● JOB: Can you transcribe every line exactly and leave the pictures behind?

● DATA FOR THE TASK:
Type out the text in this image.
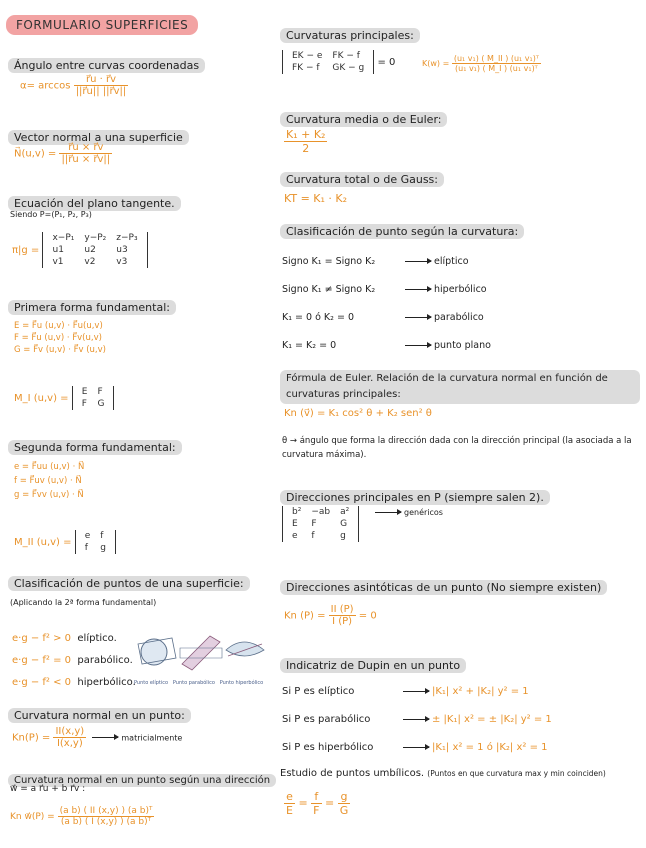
FORMULARIO SUPERFICIES
Ángulo entre curvas coordenadas
$\alpha= \arccos \frac{r⃗u \cdot r⃗v}{||r⃗u|| ||r⃗v||}$
Vector normal a una superficie
N⃗(u,v) = $\frac{r⃗u \times r⃗v}{||r⃗u \times r⃗v||}$
Ecuación del plano tangente.
Siendo P=(P₁, P₂, P₃)
π|g = x−P₁	y−P₂	z−P₃
u1	u2	u3
v1	v2	v3
Primera forma fundamental:
E = F⃗u (u,v) · F⃗u(u,v)
F = F⃗u (u,v) · F⃗v(u,v)
G = F⃗v (u,v) · F⃗v (u,v)
M_I (u,v) = E	F
F	G
Segunda forma fundamental:
e = F⃗uu (u,v) · N⃗
f = F⃗uv (u,v) · N⃗
g = F⃗vv (u,v) · N⃗
M_II (u,v) = e	f
f	g
Clasificación de puntos de una superficie:
(Aplicando la 2ª forma fundamental)
e·g − f² > 0 elíptico.
e·g − f² = 0 parabólico.
e·g − f² < 0 hiperbólico.
Punto elíptico Punto parabólico Punto hiperbólico
Curvatura normal en un punto:
$Kn(P) = \frac{II(x,y)}{I(x,y)}$	matricialmente
Curvatura normal en un punto según una dirección
w⃗ = a r⃗u + b r⃗v :
Kn w⃗(P) = $\frac{\text{(a b) ( II (x,y) ) (a b)ᵀ}}{\text{(a b) ( I (x,y) ) (a b)ᵀ}}$
Curvaturas principales:
EK − e	FK − f
FK − f	GK − g = 0	$K(w) = \frac{\text{(u₁ v₁) ( M\_II ) (u₁ v₁)ᵀ}}{\text{(u₁ v₁) ( M\_I ) (u₁ v₁)ᵀ}}$
Curvatura media o de Euler:
$\frac{\text{K₁ + K₂}}{2}$
Curvatura total o de Gauss:
KT = K₁ · K₂
Clasificación de punto según la curvatura:
Signo K₁ = Signo K₂	elíptico
Signo K₁ ≠ Signo K₂	hiperbólico
K₁ = 0 ó K₂ = 0	parabólico
K₁ = K₂ = 0	punto plano
Fórmula de Euler. Relación de la curvatura normal en función de curvaturas principales:
Kn (v⃗) = K₁ cos² θ + K₂ sen² θ
θ → ángulo que forma la dirección dada con la dirección principal (la asociada a la curvatura máxima).
Direcciones principales en P (siempre salen 2).
b²	−ab	a²
E	F	G
e	f	g
genéricos
Direcciones asintóticas de un punto (No siempre existen)
Kn $(P) = \frac{II (P)}{I (P)} = 0$
Indicatriz de Dupin en un punto
Si P es elíptico	|K₁| x² + |K₂| y² = 1
Si P es parabólico	± |K₁| x² = ± |K₂| y² = 1
Si P es hiperbólico	|K₁| x² = 1 ó |K₂| x² = 1
Estudio de puntos umbílicos. (Puntos en que curvatura max y min coinciden)
$\frac{e}{E} = \frac{f}{F} = \frac{g}{G}$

● REPLY:
Type out the text in this image.
FORMULARIO SUPERFICIES
Ángulo entre curvas coordenadas
$\alpha= \arccos \frac{r⃗u \cdot r⃗v}{||r⃗u|| ||r⃗v||}$
Vector normal a una superficie
N⃗(u,v) = $\frac{r⃗u \times r⃗v}{||r⃗u \times r⃗v||}$
Ecuación del plano tangente.
Siendo P=(P₁, P₂, P₃)
π|g = x−P₁	y−P₂	z−P₃
u1	u2	u3
v1	v2	v3
Primera forma fundamental:
E = F⃗u (u,v) · F⃗u(u,v)
F = F⃗u (u,v) · F⃗v(u,v)
G = F⃗v (u,v) · F⃗v (u,v)
M_I (u,v) = E	F
F	G
Segunda forma fundamental:
e = F⃗uu (u,v) · N⃗
f = F⃗uv (u,v) · N⃗
g = F⃗vv (u,v) · N⃗
M_II (u,v) = e	f
f	g
Clasificación de puntos de una superficie:
(Aplicando la 2ª forma fundamental)
e·g − f² > 0 elíptico.
e·g − f² = 0 parabólico.
e·g − f² < 0 hiperbólico.
Punto elíptico Punto parabólico Punto hiperbólico
Curvatura normal en un punto:
$Kn(P) = \frac{II(x,y)}{I(x,y)}$	matricialmente
Curvatura normal en un punto según una dirección
w⃗ = a r⃗u + b r⃗v :
Kn w⃗(P) = $\frac{\text{(a b) ( II (x,y) ) (a b)ᵀ}}{\text{(a b) ( I (x,y) ) (a b)ᵀ}}$
Curvaturas principales:
EK − e	FK − f
FK − f	GK − g = 0	$K(w) = \frac{\text{(u₁ v₁) ( M\_II ) (u₁ v₁)ᵀ}}{\text{(u₁ v₁) ( M\_I ) (u₁ v₁)ᵀ}}$
Curvatura media o de Euler:
$\frac{\text{K₁ + K₂}}{2}$
Curvatura total o de Gauss:
KT = K₁ · K₂
Clasificación de punto según la curvatura:
Signo K₁ = Signo K₂	elíptico
Signo K₁ ≠ Signo K₂	hiperbólico
K₁ = 0 ó K₂ = 0	parabólico
K₁ = K₂ = 0	punto plano
Fórmula de Euler. Relación de la curvatura normal en función de curvaturas principales:
Kn (v⃗) = K₁ cos² θ + K₂ sen² θ
θ → ángulo que forma la dirección dada con la dirección principal (la asociada a la curvatura máxima).
Direcciones principales en P (siempre salen 2).
b²	−ab	a²
E	F	G
e	f	g
genéricos
Direcciones asintóticas de un punto (No siempre existen)
Kn $(P) = \frac{II (P)}{I (P)} = 0$
Indicatriz de Dupin en un punto
Si P es elíptico	|K₁| x² + |K₂| y² = 1
Si P es parabólico	± |K₁| x² = ± |K₂| y² = 1
Si P es hiperbólico	|K₁| x² = 1 ó |K₂| x² = 1
Estudio de puntos umbílicos. (Puntos en que curvatura max y min coinciden)
$\frac{e}{E} = \frac{f}{F} = \frac{g}{G}$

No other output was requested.